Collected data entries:
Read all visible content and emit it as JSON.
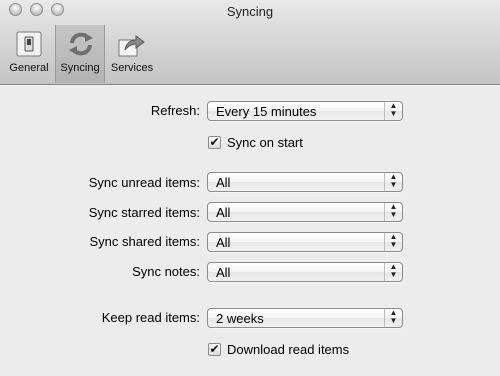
{
  "window": {
    "title": "Syncing"
  },
  "toolbar": {
    "tabs": [
      {
        "label": "General"
      },
      {
        "label": "Syncing"
      },
      {
        "label": "Services"
      }
    ]
  },
  "settings": {
    "refresh": {
      "label": "Refresh:",
      "value": "Every 15 minutes"
    },
    "sync_on_start": {
      "label": "Sync on start",
      "checked": true
    },
    "sync_unread": {
      "label": "Sync unread items:",
      "value": "All"
    },
    "sync_starred": {
      "label": "Sync starred items:",
      "value": "All"
    },
    "sync_shared": {
      "label": "Sync shared items:",
      "value": "All"
    },
    "sync_notes": {
      "label": "Sync notes:",
      "value": "All"
    },
    "keep_read": {
      "label": "Keep read items:",
      "value": "2 weeks"
    },
    "download_read": {
      "label": "Download read items",
      "checked": true
    }
  },
  "icons": {
    "general": "switch-icon",
    "syncing": "sync-arrows-icon",
    "services": "share-arrow-icon",
    "checkmark": "✔"
  }
}
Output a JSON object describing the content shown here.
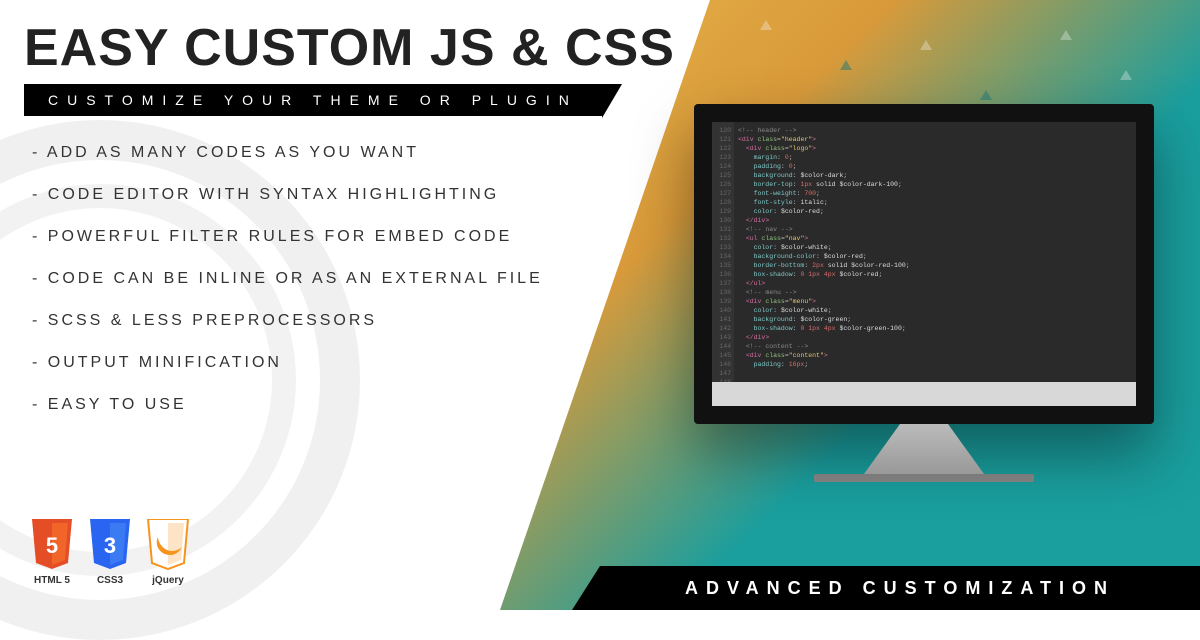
{
  "header": {
    "title": "EASY CUSTOM JS & CSS",
    "subtitle": "CUSTOMIZE YOUR THEME OR PLUGIN"
  },
  "features": [
    "ADD AS MANY CODES AS YOU WANT",
    "CODE EDITOR WITH SYNTAX HIGHLIGHTING",
    "POWERFUL FILTER RULES FOR EMBED CODE",
    "CODE CAN BE INLINE OR AS AN EXTERNAL FILE",
    "SCSS & LESS PREPROCESSORS",
    "OUTPUT MINIFICATION",
    "EASY TO USE"
  ],
  "badges": [
    {
      "label": "HTML 5",
      "color": "#e44d26",
      "glyph": "5"
    },
    {
      "label": "CSS3",
      "color": "#2965f1",
      "glyph": "3"
    },
    {
      "label": "jQuery",
      "color": "#f7941d",
      "glyph": "jQuery"
    }
  ],
  "footer": {
    "text": "ADVANCED CUSTOMIZATION"
  },
  "editor": {
    "line_start": 120,
    "line_count": 32
  }
}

Request = Using the data above, write out every line exactly, leaving the images behind.

Worked solution =
Read all visible content and emit it as JSON.
{
  "window": {
    "title": "Syncing"
  },
  "toolbar": {
    "tabs": [
      {
        "label": "General"
      },
      {
        "label": "Syncing"
      },
      {
        "label": "Services"
      }
    ]
  },
  "settings": {
    "refresh": {
      "label": "Refresh:",
      "value": "Every 15 minutes"
    },
    "sync_on_start": {
      "label": "Sync on start",
      "checked": true
    },
    "sync_unread": {
      "label": "Sync unread items:",
      "value": "All"
    },
    "sync_starred": {
      "label": "Sync starred items:",
      "value": "All"
    },
    "sync_shared": {
      "label": "Sync shared items:",
      "value": "All"
    },
    "sync_notes": {
      "label": "Sync notes:",
      "value": "All"
    },
    "keep_read": {
      "label": "Keep read items:",
      "value": "2 weeks"
    },
    "download_read": {
      "label": "Download read items",
      "checked": true
    }
  },
  "icons": {
    "general": "switch-icon",
    "syncing": "sync-arrows-icon",
    "services": "share-arrow-icon",
    "checkmark": "✔"
  }
}
Output a JSON object describing the content shown here.
{
  "header": {
    "title": "EASY CUSTOM JS & CSS",
    "subtitle": "CUSTOMIZE YOUR THEME OR PLUGIN"
  },
  "features": [
    "ADD AS MANY CODES AS YOU WANT",
    "CODE EDITOR WITH SYNTAX HIGHLIGHTING",
    "POWERFUL FILTER RULES FOR EMBED CODE",
    "CODE CAN BE INLINE OR AS AN EXTERNAL FILE",
    "SCSS & LESS PREPROCESSORS",
    "OUTPUT MINIFICATION",
    "EASY TO USE"
  ],
  "badges": [
    {
      "label": "HTML 5",
      "color": "#e44d26",
      "glyph": "5"
    },
    {
      "label": "CSS3",
      "color": "#2965f1",
      "glyph": "3"
    },
    {
      "label": "jQuery",
      "color": "#f7941d",
      "glyph": "jQuery"
    }
  ],
  "footer": {
    "text": "ADVANCED CUSTOMIZATION"
  },
  "editor": {
    "line_start": 120,
    "line_count": 32
  }
}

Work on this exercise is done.